Directions: All of the data needs to be repeated exactly.

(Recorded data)
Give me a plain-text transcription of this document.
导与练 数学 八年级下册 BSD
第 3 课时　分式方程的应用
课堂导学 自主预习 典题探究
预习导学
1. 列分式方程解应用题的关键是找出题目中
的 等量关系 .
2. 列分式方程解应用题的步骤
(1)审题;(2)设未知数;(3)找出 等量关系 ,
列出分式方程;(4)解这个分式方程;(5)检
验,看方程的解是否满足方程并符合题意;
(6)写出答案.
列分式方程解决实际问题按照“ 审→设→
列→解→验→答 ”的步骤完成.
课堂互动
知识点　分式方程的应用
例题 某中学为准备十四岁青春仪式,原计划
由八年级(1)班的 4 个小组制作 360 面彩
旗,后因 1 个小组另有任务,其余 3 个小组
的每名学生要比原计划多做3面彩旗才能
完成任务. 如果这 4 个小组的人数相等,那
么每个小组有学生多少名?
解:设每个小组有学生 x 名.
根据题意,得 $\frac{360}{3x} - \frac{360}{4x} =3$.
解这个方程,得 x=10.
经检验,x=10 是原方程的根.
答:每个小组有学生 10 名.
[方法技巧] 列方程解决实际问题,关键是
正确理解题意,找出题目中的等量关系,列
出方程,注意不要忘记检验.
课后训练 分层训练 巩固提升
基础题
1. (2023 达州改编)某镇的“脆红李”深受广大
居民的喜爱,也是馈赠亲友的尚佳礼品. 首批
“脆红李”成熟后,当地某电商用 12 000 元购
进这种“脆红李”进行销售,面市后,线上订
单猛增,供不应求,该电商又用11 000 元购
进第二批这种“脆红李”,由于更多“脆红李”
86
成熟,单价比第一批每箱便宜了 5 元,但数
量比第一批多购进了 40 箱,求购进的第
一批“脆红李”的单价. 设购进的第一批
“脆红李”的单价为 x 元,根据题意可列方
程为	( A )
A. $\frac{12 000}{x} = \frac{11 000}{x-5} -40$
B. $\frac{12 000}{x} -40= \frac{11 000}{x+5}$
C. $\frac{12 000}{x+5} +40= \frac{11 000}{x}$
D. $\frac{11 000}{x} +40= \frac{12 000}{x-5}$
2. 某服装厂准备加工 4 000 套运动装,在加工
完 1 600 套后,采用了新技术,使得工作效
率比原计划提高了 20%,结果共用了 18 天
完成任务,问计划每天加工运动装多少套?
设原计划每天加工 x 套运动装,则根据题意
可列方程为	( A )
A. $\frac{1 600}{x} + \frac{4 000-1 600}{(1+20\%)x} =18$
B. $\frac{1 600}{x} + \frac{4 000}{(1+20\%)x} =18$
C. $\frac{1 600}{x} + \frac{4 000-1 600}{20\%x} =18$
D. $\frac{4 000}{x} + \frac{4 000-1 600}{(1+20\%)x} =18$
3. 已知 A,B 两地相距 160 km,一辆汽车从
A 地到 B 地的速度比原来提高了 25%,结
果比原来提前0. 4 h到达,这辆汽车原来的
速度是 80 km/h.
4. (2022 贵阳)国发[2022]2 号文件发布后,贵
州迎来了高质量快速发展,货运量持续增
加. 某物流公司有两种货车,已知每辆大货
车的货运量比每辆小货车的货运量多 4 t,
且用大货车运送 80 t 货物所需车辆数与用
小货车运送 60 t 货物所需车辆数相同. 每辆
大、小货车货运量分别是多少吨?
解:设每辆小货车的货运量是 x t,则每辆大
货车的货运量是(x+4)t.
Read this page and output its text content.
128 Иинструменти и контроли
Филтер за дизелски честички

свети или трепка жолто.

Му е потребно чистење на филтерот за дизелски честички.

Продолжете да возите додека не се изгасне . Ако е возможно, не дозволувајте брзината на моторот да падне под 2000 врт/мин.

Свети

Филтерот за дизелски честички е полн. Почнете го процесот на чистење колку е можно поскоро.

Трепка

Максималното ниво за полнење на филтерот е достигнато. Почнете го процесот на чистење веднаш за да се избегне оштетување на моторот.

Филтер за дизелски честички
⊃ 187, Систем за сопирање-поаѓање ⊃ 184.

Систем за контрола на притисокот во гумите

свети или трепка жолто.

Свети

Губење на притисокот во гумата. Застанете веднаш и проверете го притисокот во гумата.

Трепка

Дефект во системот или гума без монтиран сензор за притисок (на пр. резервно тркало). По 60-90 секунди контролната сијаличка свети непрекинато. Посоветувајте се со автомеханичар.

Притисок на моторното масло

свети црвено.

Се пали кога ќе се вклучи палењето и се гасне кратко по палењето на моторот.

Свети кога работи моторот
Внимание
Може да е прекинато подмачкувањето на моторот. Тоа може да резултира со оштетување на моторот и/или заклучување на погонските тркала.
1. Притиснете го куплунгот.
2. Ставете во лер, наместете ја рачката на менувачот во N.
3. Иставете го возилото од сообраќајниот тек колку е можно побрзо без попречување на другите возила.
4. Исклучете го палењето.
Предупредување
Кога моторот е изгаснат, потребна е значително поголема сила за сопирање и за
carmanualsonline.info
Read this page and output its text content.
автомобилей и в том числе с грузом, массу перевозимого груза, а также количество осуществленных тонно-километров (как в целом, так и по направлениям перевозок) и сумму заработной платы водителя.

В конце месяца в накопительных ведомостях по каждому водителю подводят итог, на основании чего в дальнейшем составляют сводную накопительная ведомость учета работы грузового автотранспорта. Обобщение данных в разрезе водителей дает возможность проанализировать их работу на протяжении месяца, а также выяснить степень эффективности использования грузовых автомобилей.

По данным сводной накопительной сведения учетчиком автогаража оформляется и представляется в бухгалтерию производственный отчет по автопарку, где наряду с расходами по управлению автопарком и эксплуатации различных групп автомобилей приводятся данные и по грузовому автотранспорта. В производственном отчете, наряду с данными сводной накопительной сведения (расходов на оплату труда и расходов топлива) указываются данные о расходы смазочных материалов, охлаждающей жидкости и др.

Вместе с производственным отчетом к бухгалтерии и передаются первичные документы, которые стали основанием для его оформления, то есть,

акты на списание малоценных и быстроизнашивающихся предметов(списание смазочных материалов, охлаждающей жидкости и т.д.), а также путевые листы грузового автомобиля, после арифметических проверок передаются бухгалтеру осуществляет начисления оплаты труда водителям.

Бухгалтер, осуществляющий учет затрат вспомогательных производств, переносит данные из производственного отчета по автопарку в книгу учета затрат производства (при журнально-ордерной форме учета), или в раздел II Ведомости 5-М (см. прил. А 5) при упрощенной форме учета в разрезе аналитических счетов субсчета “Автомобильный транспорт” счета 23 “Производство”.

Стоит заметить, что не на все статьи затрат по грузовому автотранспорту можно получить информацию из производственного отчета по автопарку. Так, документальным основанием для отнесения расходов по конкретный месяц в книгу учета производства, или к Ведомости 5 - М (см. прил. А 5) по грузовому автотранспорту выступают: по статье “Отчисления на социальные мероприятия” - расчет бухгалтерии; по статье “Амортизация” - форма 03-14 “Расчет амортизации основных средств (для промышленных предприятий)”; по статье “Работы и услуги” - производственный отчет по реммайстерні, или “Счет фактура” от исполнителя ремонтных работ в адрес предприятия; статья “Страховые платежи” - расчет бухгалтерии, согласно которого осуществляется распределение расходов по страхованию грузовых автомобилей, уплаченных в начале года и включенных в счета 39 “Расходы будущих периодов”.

Task response:
Give me a plain-text transcription of this document.
导与练 数学 八年级下册 BSD
第 3 课时　分式方程的应用
课堂导学 自主预习 典题探究
预习导学
1. 列分式方程解应用题的关键是找出题目中
的 等量关系 .
2. 列分式方程解应用题的步骤
(1)审题;(2)设未知数;(3)找出 等量关系 ,
列出分式方程;(4)解这个分式方程;(5)检
验,看方程的解是否满足方程并符合题意;
(6)写出答案.
列分式方程解决实际问题按照“ 审→设→
列→解→验→答 ”的步骤完成.
课堂互动
知识点　分式方程的应用
例题 某中学为准备十四岁青春仪式,原计划
由八年级(1)班的 4 个小组制作 360 面彩
旗,后因 1 个小组另有任务,其余 3 个小组
的每名学生要比原计划多做3面彩旗才能
完成任务. 如果这 4 个小组的人数相等,那
么每个小组有学生多少名?
解:设每个小组有学生 x 名.
根据题意,得 $\frac{360}{3x} - \frac{360}{4x} =3$.
解这个方程,得 x=10.
经检验,x=10 是原方程的根.
答:每个小组有学生 10 名.
[方法技巧] 列方程解决实际问题,关键是
正确理解题意,找出题目中的等量关系,列
出方程,注意不要忘记检验.
课后训练 分层训练 巩固提升
基础题
1. (2023 达州改编)某镇的“脆红李”深受广大
居民的喜爱,也是馈赠亲友的尚佳礼品. 首批
“脆红李”成熟后,当地某电商用 12 000 元购
进这种“脆红李”进行销售,面市后,线上订
单猛增,供不应求,该电商又用11 000 元购
进第二批这种“脆红李”,由于更多“脆红李”
86
成熟,单价比第一批每箱便宜了 5 元,但数
量比第一批多购进了 40 箱,求购进的第
一批“脆红李”的单价. 设购进的第一批
“脆红李”的单价为 x 元,根据题意可列方
程为	( A )
A. $\frac{12 000}{x} = \frac{11 000}{x-5} -40$
B. $\frac{12 000}{x} -40= \frac{11 000}{x+5}$
C. $\frac{12 000}{x+5} +40= \frac{11 000}{x}$
D. $\frac{11 000}{x} +40= \frac{12 000}{x-5}$
2. 某服装厂准备加工 4 000 套运动装,在加工
完 1 600 套后,采用了新技术,使得工作效
率比原计划提高了 20%,结果共用了 18 天
完成任务,问计划每天加工运动装多少套?
设原计划每天加工 x 套运动装,则根据题意
可列方程为	( A )
A. $\frac{1 600}{x} + \frac{4 000-1 600}{(1+20\%)x} =18$
B. $\frac{1 600}{x} + \frac{4 000}{(1+20\%)x} =18$
C. $\frac{1 600}{x} + \frac{4 000-1 600}{20\%x} =18$
D. $\frac{4 000}{x} + \frac{4 000-1 600}{(1+20\%)x} =18$
3. 已知 A,B 两地相距 160 km,一辆汽车从
A 地到 B 地的速度比原来提高了 25%,结
果比原来提前0. 4 h到达,这辆汽车原来的
速度是 80 km/h.
4. (2022 贵阳)国发[2022]2 号文件发布后,贵
州迎来了高质量快速发展,货运量持续增
加. 某物流公司有两种货车,已知每辆大货
车的货运量比每辆小货车的货运量多 4 t,
且用大货车运送 80 t 货物所需车辆数与用
小货车运送 60 t 货物所需车辆数相同. 每辆
大、小货车货运量分别是多少吨?
解:设每辆小货车的货运量是 x t,则每辆大
货车的货运量是(x+4)t.
Read this page and output its text content.
128 Иинструменти и контроли
Филтер за дизелски честички

свети или трепка жолто.

Му е потребно чистење на филтерот за дизелски честички.

Продолжете да возите додека не се изгасне . Ако е возможно, не дозволувајте брзината на моторот да падне под 2000 врт/мин.

Свети

Филтерот за дизелски честички е полн. Почнете го процесот на чистење колку е можно поскоро.

Трепка

Максималното ниво за полнење на филтерот е достигнато. Почнете го процесот на чистење веднаш за да се избегне оштетување на моторот.

Филтер за дизелски честички
⊃ 187, Систем за сопирање-поаѓање ⊃ 184.

Систем за контрола на притисокот во гумите

свети или трепка жолто.

Свети

Губење на притисокот во гумата. Застанете веднаш и проверете го притисокот во гумата.

Трепка

Дефект во системот или гума без монтиран сензор за притисок (на пр. резервно тркало). По 60-90 секунди контролната сијаличка свети непрекинато. Посоветувајте се со автомеханичар.

Притисок на моторното масло

свети црвено.

Се пали кога ќе се вклучи палењето и се гасне кратко по палењето на моторот.

Свети кога работи моторот
Внимание
Може да е прекинато подмачкувањето на моторот. Тоа може да резултира со оштетување на моторот и/или заклучување на погонските тркала.
1. Притиснете го куплунгот.
2. Ставете во лер, наместете ја рачката на менувачот во N.
3. Иставете го возилото од сообраќајниот тек колку е можно побрзо без попречување на другите возила.
4. Исклучете го палењето.
Предупредување
Кога моторот е изгаснат, потребна е значително поголема сила за сопирање и за
carmanualsonline.info
Read this page and output its text content.
автомобилей и в том числе с грузом, массу перевозимого груза, а также количество осуществленных тонно-километров (как в целом, так и по направлениям перевозок) и сумму заработной платы водителя.

В конце месяца в накопительных ведомостях по каждому водителю подводят итог, на основании чего в дальнейшем составляют сводную накопительная ведомость учета работы грузового автотранспорта. Обобщение данных в разрезе водителей дает возможность проанализировать их работу на протяжении месяца, а также выяснить степень эффективности использования грузовых автомобилей.

По данным сводной накопительной сведения учетчиком автогаража оформляется и представляется в бухгалтерию производственный отчет по автопарку, где наряду с расходами по управлению автопарком и эксплуатации различных групп автомобилей приводятся данные и по грузовому автотранспорта. В производственном отчете, наряду с данными сводной накопительной сведения (расходов на оплату труда и расходов топлива) указываются данные о расходы смазочных материалов, охлаждающей жидкости и др.

Вместе с производственным отчетом к бухгалтерии и передаются первичные документы, которые стали основанием для его оформления, то есть,

акты на списание малоценных и быстроизнашивающихся предметов(списание смазочных материалов, охлаждающей жидкости и т.д.), а также путевые листы грузового автомобиля, после арифметических проверок передаются бухгалтеру осуществляет начисления оплаты труда водителям.

Бухгалтер, осуществляющий учет затрат вспомогательных производств, переносит данные из производственного отчета по автопарку в книгу учета затрат производства (при журнально-ордерной форме учета), или в раздел II Ведомости 5-М (см. прил. А 5) при упрощенной форме учета в разрезе аналитических счетов субсчета “Автомобильный транспорт” счета 23 “Производство”.

Стоит заметить, что не на все статьи затрат по грузовому автотранспорту можно получить информацию из производственного отчета по автопарку. Так, документальным основанием для отнесения расходов по конкретный месяц в книгу учета производства, или к Ведомости 5 - М (см. прил. А 5) по грузовому автотранспорту выступают: по статье “Отчисления на социальные мероприятия” - расчет бухгалтерии; по статье “Амортизация” - форма 03-14 “Расчет амортизации основных средств (для промышленных предприятий)”; по статье “Работы и услуги” - производственный отчет по реммайстерні, или “Счет фактура” от исполнителя ремонтных работ в адрес предприятия; статья “Страховые платежи” - расчет бухгалтерии, согласно которого осуществляется распределение расходов по страхованию грузовых автомобилей, уплаченных в начале года и включенных в счета 39 “Расходы будущих периодов”.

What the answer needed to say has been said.